EXERCISE: Write out each line word for word. Drop pictures.

Records from a collection:
============================================================
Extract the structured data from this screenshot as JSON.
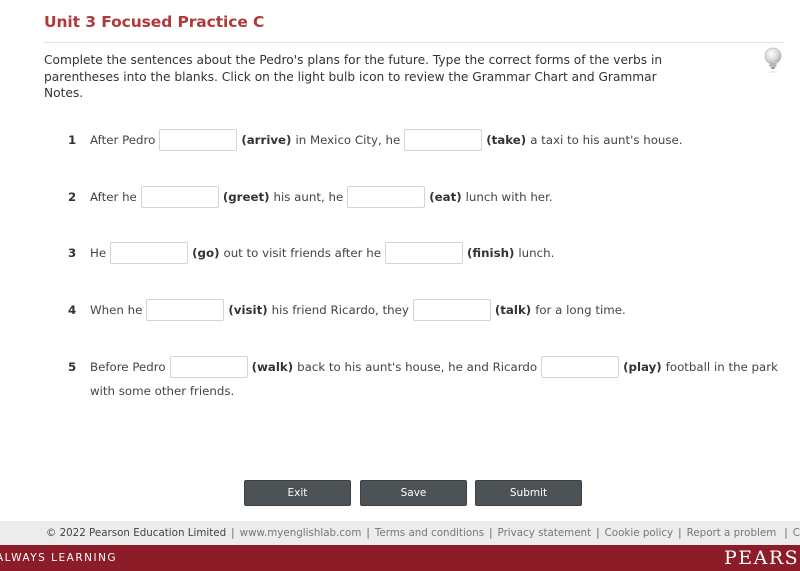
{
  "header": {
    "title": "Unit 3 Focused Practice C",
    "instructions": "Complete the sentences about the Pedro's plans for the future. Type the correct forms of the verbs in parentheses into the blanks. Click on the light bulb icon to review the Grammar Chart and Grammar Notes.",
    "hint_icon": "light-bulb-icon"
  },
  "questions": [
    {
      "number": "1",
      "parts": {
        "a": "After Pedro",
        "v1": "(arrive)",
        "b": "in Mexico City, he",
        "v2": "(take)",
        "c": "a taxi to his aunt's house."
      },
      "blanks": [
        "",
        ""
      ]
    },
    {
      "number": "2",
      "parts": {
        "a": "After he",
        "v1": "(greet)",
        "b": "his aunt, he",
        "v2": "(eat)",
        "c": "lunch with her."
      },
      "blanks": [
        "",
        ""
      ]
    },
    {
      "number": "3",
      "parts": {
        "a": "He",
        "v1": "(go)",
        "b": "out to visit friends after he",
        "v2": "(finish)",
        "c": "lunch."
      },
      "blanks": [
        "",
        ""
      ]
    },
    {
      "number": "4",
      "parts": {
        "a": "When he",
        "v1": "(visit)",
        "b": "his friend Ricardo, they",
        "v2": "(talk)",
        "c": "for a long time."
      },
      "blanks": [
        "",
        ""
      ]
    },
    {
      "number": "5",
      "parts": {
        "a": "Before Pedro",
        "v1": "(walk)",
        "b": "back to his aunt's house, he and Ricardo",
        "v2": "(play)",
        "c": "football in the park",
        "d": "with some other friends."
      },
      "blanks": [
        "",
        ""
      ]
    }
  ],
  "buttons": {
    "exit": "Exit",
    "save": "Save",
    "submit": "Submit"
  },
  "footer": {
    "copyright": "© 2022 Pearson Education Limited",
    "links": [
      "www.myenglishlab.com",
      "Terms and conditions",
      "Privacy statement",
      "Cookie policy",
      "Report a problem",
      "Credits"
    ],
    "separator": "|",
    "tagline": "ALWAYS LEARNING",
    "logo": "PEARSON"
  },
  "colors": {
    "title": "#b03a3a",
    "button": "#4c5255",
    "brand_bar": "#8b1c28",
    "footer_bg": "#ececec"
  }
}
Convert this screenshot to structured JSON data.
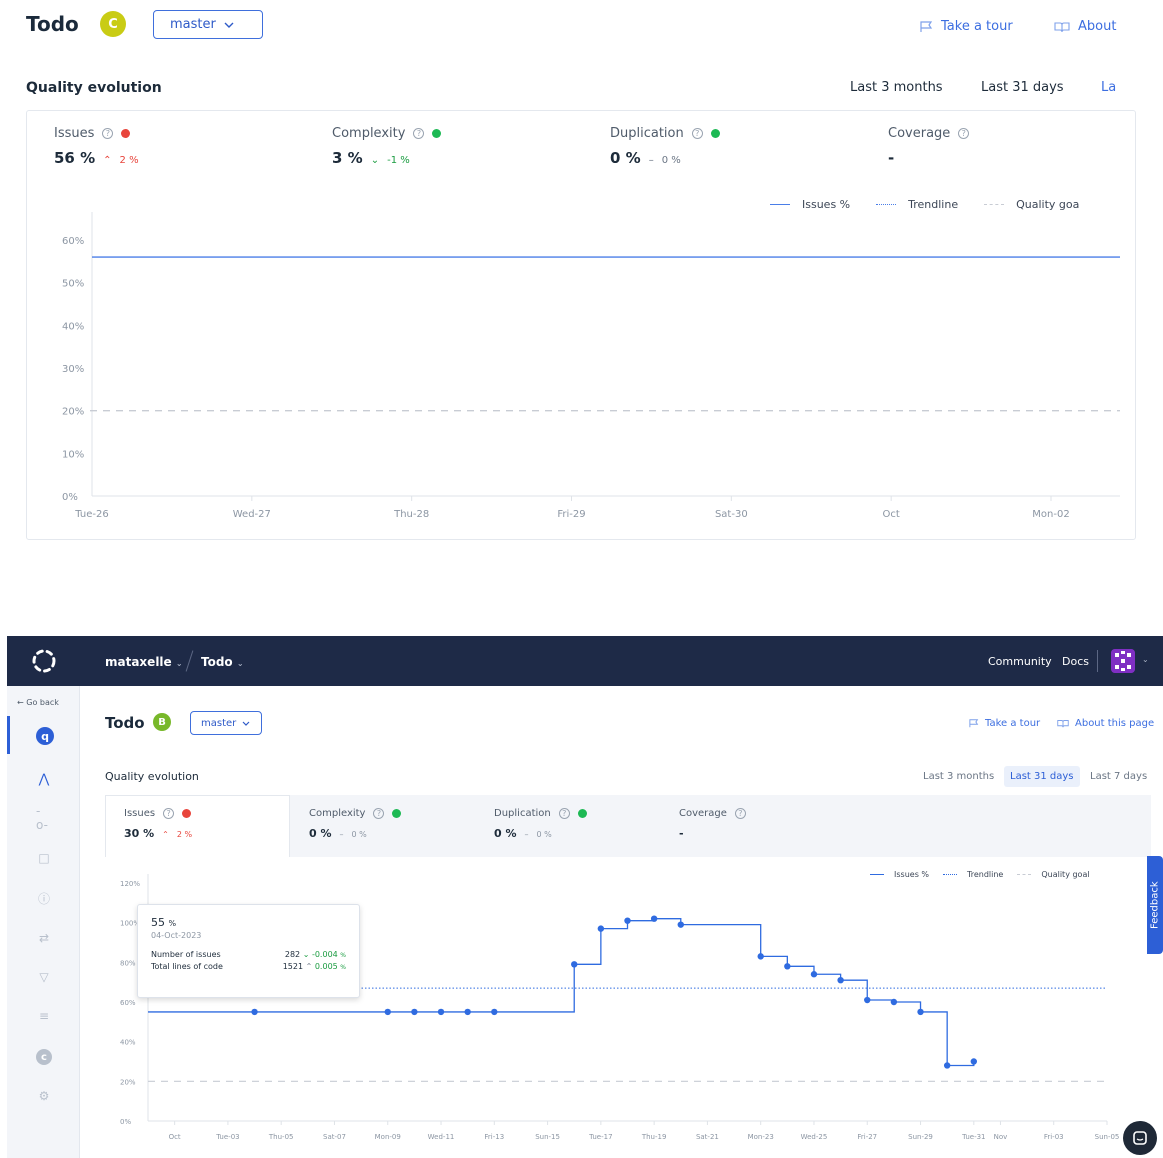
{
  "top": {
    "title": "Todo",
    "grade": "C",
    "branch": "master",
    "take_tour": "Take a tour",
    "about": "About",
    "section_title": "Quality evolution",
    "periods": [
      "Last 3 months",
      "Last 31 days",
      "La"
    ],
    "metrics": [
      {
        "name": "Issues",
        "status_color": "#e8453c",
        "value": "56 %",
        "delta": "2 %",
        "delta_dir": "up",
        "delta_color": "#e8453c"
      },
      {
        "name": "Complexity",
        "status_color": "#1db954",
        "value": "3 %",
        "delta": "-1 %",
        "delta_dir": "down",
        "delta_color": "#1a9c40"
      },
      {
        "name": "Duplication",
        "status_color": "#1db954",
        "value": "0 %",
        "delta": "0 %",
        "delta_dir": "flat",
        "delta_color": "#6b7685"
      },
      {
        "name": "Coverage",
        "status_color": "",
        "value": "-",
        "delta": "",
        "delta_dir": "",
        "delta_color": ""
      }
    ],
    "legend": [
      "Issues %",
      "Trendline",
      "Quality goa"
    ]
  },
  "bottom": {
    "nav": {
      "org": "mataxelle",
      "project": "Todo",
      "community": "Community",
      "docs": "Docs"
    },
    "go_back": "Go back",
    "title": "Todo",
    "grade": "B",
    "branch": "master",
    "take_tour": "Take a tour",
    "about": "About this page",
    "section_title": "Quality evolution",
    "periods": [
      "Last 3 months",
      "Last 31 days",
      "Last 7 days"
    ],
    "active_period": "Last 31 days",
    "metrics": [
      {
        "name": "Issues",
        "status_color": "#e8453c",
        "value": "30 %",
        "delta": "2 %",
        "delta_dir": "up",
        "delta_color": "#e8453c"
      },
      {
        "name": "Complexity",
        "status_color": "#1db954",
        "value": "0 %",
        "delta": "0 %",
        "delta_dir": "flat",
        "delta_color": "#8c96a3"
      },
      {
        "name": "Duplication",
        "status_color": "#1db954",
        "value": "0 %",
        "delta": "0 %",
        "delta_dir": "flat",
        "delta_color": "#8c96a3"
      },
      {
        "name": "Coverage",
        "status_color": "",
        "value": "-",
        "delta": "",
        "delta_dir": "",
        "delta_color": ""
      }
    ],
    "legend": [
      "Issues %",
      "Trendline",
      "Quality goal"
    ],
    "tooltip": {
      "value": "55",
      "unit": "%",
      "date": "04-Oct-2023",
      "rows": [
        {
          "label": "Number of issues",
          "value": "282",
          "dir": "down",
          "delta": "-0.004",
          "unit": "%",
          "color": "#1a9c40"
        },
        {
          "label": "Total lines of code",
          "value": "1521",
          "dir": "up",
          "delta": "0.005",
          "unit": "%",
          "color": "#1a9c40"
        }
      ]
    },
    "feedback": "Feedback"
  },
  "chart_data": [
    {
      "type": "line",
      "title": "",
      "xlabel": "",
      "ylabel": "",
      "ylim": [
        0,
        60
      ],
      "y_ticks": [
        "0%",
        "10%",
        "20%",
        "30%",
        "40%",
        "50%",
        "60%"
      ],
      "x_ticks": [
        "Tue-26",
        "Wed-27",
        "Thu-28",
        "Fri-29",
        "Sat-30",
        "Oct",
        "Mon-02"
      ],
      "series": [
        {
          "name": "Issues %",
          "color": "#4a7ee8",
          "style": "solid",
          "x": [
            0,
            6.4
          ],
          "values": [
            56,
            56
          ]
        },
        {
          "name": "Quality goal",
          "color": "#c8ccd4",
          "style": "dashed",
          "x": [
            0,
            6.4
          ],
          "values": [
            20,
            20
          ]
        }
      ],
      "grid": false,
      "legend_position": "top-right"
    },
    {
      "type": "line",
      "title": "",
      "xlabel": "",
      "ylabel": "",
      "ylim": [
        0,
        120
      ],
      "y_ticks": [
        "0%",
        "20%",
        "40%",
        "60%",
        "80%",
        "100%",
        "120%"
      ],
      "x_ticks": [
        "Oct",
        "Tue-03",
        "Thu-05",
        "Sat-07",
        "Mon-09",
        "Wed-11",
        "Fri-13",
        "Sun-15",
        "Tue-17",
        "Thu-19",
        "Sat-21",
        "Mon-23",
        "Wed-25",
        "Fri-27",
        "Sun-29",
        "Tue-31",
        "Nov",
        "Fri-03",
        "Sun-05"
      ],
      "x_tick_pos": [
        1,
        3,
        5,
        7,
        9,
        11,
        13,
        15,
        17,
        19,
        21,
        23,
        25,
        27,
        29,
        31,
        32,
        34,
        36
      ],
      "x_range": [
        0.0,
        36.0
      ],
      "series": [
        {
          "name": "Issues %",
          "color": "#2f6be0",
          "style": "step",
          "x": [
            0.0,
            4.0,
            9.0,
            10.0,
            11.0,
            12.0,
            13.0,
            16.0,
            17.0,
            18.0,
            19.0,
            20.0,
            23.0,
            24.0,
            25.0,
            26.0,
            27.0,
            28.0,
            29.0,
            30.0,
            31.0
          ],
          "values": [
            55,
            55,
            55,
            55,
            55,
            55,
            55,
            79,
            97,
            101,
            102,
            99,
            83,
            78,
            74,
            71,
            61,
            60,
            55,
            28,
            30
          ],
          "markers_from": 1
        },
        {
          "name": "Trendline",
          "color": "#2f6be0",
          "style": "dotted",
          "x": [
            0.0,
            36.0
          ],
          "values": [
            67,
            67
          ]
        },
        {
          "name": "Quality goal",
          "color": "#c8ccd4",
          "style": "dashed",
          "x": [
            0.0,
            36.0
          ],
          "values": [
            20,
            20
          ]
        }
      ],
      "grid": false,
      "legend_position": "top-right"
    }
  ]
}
============================================================
EXERCISE SOLUTION:
Extract the structured data from this screenshot as JSON.
{
  "header": {
    "title": "Unit 3 Focused Practice C",
    "instructions": "Complete the sentences about the Pedro's plans for the future. Type the correct forms of the verbs in parentheses into the blanks. Click on the light bulb icon to review the Grammar Chart and Grammar Notes.",
    "hint_icon": "light-bulb-icon"
  },
  "questions": [
    {
      "number": "1",
      "parts": {
        "a": "After Pedro",
        "v1": "(arrive)",
        "b": "in Mexico City, he",
        "v2": "(take)",
        "c": "a taxi to his aunt's house."
      },
      "blanks": [
        "",
        ""
      ]
    },
    {
      "number": "2",
      "parts": {
        "a": "After he",
        "v1": "(greet)",
        "b": "his aunt, he",
        "v2": "(eat)",
        "c": "lunch with her."
      },
      "blanks": [
        "",
        ""
      ]
    },
    {
      "number": "3",
      "parts": {
        "a": "He",
        "v1": "(go)",
        "b": "out to visit friends after he",
        "v2": "(finish)",
        "c": "lunch."
      },
      "blanks": [
        "",
        ""
      ]
    },
    {
      "number": "4",
      "parts": {
        "a": "When he",
        "v1": "(visit)",
        "b": "his friend Ricardo, they",
        "v2": "(talk)",
        "c": "for a long time."
      },
      "blanks": [
        "",
        ""
      ]
    },
    {
      "number": "5",
      "parts": {
        "a": "Before Pedro",
        "v1": "(walk)",
        "b": "back to his aunt's house, he and Ricardo",
        "v2": "(play)",
        "c": "football in the park",
        "d": "with some other friends."
      },
      "blanks": [
        "",
        ""
      ]
    }
  ],
  "buttons": {
    "exit": "Exit",
    "save": "Save",
    "submit": "Submit"
  },
  "footer": {
    "copyright": "© 2022 Pearson Education Limited",
    "links": [
      "www.myenglishlab.com",
      "Terms and conditions",
      "Privacy statement",
      "Cookie policy",
      "Report a problem",
      "Credits"
    ],
    "separator": "|",
    "tagline": "ALWAYS LEARNING",
    "logo": "PEARSON"
  },
  "colors": {
    "title": "#b03a3a",
    "button": "#4c5255",
    "brand_bar": "#8b1c28",
    "footer_bg": "#ececec"
  }
}
Convert this screenshot to structured JSON data.
{
  "top": {
    "title": "Todo",
    "grade": "C",
    "branch": "master",
    "take_tour": "Take a tour",
    "about": "About",
    "section_title": "Quality evolution",
    "periods": [
      "Last 3 months",
      "Last 31 days",
      "La"
    ],
    "metrics": [
      {
        "name": "Issues",
        "status_color": "#e8453c",
        "value": "56 %",
        "delta": "2 %",
        "delta_dir": "up",
        "delta_color": "#e8453c"
      },
      {
        "name": "Complexity",
        "status_color": "#1db954",
        "value": "3 %",
        "delta": "-1 %",
        "delta_dir": "down",
        "delta_color": "#1a9c40"
      },
      {
        "name": "Duplication",
        "status_color": "#1db954",
        "value": "0 %",
        "delta": "0 %",
        "delta_dir": "flat",
        "delta_color": "#6b7685"
      },
      {
        "name": "Coverage",
        "status_color": "",
        "value": "-",
        "delta": "",
        "delta_dir": "",
        "delta_color": ""
      }
    ],
    "legend": [
      "Issues %",
      "Trendline",
      "Quality goa"
    ]
  },
  "bottom": {
    "nav": {
      "org": "mataxelle",
      "project": "Todo",
      "community": "Community",
      "docs": "Docs"
    },
    "go_back": "Go back",
    "title": "Todo",
    "grade": "B",
    "branch": "master",
    "take_tour": "Take a tour",
    "about": "About this page",
    "section_title": "Quality evolution",
    "periods": [
      "Last 3 months",
      "Last 31 days",
      "Last 7 days"
    ],
    "active_period": "Last 31 days",
    "metrics": [
      {
        "name": "Issues",
        "status_color": "#e8453c",
        "value": "30 %",
        "delta": "2 %",
        "delta_dir": "up",
        "delta_color": "#e8453c"
      },
      {
        "name": "Complexity",
        "status_color": "#1db954",
        "value": "0 %",
        "delta": "0 %",
        "delta_dir": "flat",
        "delta_color": "#8c96a3"
      },
      {
        "name": "Duplication",
        "status_color": "#1db954",
        "value": "0 %",
        "delta": "0 %",
        "delta_dir": "flat",
        "delta_color": "#8c96a3"
      },
      {
        "name": "Coverage",
        "status_color": "",
        "value": "-",
        "delta": "",
        "delta_dir": "",
        "delta_color": ""
      }
    ],
    "legend": [
      "Issues %",
      "Trendline",
      "Quality goal"
    ],
    "tooltip": {
      "value": "55",
      "unit": "%",
      "date": "04-Oct-2023",
      "rows": [
        {
          "label": "Number of issues",
          "value": "282",
          "dir": "down",
          "delta": "-0.004",
          "unit": "%",
          "color": "#1a9c40"
        },
        {
          "label": "Total lines of code",
          "value": "1521",
          "dir": "up",
          "delta": "0.005",
          "unit": "%",
          "color": "#1a9c40"
        }
      ]
    },
    "feedback": "Feedback"
  },
  "chart_data": [
    {
      "type": "line",
      "title": "",
      "xlabel": "",
      "ylabel": "",
      "ylim": [
        0,
        60
      ],
      "y_ticks": [
        "0%",
        "10%",
        "20%",
        "30%",
        "40%",
        "50%",
        "60%"
      ],
      "x_ticks": [
        "Tue-26",
        "Wed-27",
        "Thu-28",
        "Fri-29",
        "Sat-30",
        "Oct",
        "Mon-02"
      ],
      "series": [
        {
          "name": "Issues %",
          "color": "#4a7ee8",
          "style": "solid",
          "x": [
            0,
            6.4
          ],
          "values": [
            56,
            56
          ]
        },
        {
          "name": "Quality goal",
          "color": "#c8ccd4",
          "style": "dashed",
          "x": [
            0,
            6.4
          ],
          "values": [
            20,
            20
          ]
        }
      ],
      "grid": false,
      "legend_position": "top-right"
    },
    {
      "type": "line",
      "title": "",
      "xlabel": "",
      "ylabel": "",
      "ylim": [
        0,
        120
      ],
      "y_ticks": [
        "0%",
        "20%",
        "40%",
        "60%",
        "80%",
        "100%",
        "120%"
      ],
      "x_ticks": [
        "Oct",
        "Tue-03",
        "Thu-05",
        "Sat-07",
        "Mon-09",
        "Wed-11",
        "Fri-13",
        "Sun-15",
        "Tue-17",
        "Thu-19",
        "Sat-21",
        "Mon-23",
        "Wed-25",
        "Fri-27",
        "Sun-29",
        "Tue-31",
        "Nov",
        "Fri-03",
        "Sun-05"
      ],
      "x_tick_pos": [
        1,
        3,
        5,
        7,
        9,
        11,
        13,
        15,
        17,
        19,
        21,
        23,
        25,
        27,
        29,
        31,
        32,
        34,
        36
      ],
      "x_range": [
        0.0,
        36.0
      ],
      "series": [
        {
          "name": "Issues %",
          "color": "#2f6be0",
          "style": "step",
          "x": [
            0.0,
            4.0,
            9.0,
            10.0,
            11.0,
            12.0,
            13.0,
            16.0,
            17.0,
            18.0,
            19.0,
            20.0,
            23.0,
            24.0,
            25.0,
            26.0,
            27.0,
            28.0,
            29.0,
            30.0,
            31.0
          ],
          "values": [
            55,
            55,
            55,
            55,
            55,
            55,
            55,
            79,
            97,
            101,
            102,
            99,
            83,
            78,
            74,
            71,
            61,
            60,
            55,
            28,
            30
          ],
          "markers_from": 1
        },
        {
          "name": "Trendline",
          "color": "#2f6be0",
          "style": "dotted",
          "x": [
            0.0,
            36.0
          ],
          "values": [
            67,
            67
          ]
        },
        {
          "name": "Quality goal",
          "color": "#c8ccd4",
          "style": "dashed",
          "x": [
            0.0,
            36.0
          ],
          "values": [
            20,
            20
          ]
        }
      ],
      "grid": false,
      "legend_position": "top-right"
    }
  ]
}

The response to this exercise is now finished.